Dataset listings of figures
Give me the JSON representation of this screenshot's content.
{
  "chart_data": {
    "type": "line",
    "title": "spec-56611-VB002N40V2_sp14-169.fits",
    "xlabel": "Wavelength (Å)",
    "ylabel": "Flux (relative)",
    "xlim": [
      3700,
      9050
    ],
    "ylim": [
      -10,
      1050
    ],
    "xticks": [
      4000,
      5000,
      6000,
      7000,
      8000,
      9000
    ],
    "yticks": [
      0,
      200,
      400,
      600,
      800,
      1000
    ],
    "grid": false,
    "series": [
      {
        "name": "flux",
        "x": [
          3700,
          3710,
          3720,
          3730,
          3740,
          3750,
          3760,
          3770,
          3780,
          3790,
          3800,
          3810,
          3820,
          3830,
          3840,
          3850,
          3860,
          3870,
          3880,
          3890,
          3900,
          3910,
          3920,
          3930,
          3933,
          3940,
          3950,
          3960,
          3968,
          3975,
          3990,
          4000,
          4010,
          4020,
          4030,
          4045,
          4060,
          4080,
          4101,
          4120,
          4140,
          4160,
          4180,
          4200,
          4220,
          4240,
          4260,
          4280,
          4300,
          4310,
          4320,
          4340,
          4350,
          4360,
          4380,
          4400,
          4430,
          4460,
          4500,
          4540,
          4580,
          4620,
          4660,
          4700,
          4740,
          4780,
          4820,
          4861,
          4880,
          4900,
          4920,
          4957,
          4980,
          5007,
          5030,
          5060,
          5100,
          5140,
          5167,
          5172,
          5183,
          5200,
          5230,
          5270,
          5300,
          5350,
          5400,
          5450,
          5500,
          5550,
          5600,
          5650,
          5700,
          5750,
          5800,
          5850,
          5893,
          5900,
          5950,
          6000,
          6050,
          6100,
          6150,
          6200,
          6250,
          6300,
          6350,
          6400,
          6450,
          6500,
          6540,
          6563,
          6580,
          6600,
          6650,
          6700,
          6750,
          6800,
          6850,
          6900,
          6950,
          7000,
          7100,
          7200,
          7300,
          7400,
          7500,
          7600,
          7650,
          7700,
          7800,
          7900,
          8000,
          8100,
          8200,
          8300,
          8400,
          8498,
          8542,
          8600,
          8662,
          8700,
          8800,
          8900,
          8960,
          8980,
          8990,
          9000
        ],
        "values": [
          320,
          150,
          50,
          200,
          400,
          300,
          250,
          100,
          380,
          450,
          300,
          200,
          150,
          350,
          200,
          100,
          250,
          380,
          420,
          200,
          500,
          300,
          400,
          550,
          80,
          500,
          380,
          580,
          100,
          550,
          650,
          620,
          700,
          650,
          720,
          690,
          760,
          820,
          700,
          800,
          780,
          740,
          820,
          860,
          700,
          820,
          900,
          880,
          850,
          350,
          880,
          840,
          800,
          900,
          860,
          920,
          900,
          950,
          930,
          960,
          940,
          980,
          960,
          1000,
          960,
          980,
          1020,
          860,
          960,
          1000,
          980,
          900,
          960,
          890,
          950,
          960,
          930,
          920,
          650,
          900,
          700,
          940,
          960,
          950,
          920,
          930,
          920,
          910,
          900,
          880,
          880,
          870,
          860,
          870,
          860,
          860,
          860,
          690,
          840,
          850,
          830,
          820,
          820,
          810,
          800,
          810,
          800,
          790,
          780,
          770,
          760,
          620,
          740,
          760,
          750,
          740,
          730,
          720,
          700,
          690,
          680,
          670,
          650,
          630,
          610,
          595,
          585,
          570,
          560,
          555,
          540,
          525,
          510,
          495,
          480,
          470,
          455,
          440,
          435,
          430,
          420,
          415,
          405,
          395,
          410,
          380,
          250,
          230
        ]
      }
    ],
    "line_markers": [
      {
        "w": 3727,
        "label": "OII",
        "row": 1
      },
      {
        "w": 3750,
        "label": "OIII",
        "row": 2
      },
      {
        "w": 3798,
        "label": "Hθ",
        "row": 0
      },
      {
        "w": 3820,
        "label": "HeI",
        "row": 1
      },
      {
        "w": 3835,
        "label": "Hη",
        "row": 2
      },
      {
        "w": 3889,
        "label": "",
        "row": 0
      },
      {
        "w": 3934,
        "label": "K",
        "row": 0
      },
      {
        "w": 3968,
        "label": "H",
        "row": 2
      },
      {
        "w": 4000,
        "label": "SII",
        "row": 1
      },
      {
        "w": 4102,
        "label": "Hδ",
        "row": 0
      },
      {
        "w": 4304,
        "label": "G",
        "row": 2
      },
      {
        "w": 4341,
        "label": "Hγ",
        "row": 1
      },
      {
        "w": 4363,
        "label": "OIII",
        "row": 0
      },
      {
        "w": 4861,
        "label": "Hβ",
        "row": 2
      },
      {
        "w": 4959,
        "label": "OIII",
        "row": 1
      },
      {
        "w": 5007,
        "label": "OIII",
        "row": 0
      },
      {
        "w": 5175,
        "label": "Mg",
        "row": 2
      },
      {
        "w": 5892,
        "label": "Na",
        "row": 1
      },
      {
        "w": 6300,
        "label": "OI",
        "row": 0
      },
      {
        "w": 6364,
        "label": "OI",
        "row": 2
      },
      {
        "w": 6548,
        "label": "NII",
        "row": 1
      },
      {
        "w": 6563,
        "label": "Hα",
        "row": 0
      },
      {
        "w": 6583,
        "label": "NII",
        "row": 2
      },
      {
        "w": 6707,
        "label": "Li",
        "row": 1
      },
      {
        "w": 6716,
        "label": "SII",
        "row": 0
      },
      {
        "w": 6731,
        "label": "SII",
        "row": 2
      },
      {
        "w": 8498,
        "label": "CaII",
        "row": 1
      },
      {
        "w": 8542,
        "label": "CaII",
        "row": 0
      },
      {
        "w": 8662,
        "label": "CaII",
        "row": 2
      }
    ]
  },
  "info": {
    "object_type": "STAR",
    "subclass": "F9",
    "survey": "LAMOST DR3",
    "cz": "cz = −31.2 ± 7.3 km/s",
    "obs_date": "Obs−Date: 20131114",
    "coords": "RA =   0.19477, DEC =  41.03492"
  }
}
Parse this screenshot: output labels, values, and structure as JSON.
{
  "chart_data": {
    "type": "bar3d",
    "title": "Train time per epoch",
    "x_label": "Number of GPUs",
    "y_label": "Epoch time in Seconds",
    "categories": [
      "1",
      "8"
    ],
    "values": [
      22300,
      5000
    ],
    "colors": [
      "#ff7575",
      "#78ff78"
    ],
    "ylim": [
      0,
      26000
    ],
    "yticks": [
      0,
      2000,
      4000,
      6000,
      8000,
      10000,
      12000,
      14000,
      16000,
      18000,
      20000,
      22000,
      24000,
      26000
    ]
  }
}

Problem description:
Report the number of lines in the entries above that include the string "time". Give nothing but the number.

Solution to the exercise:
2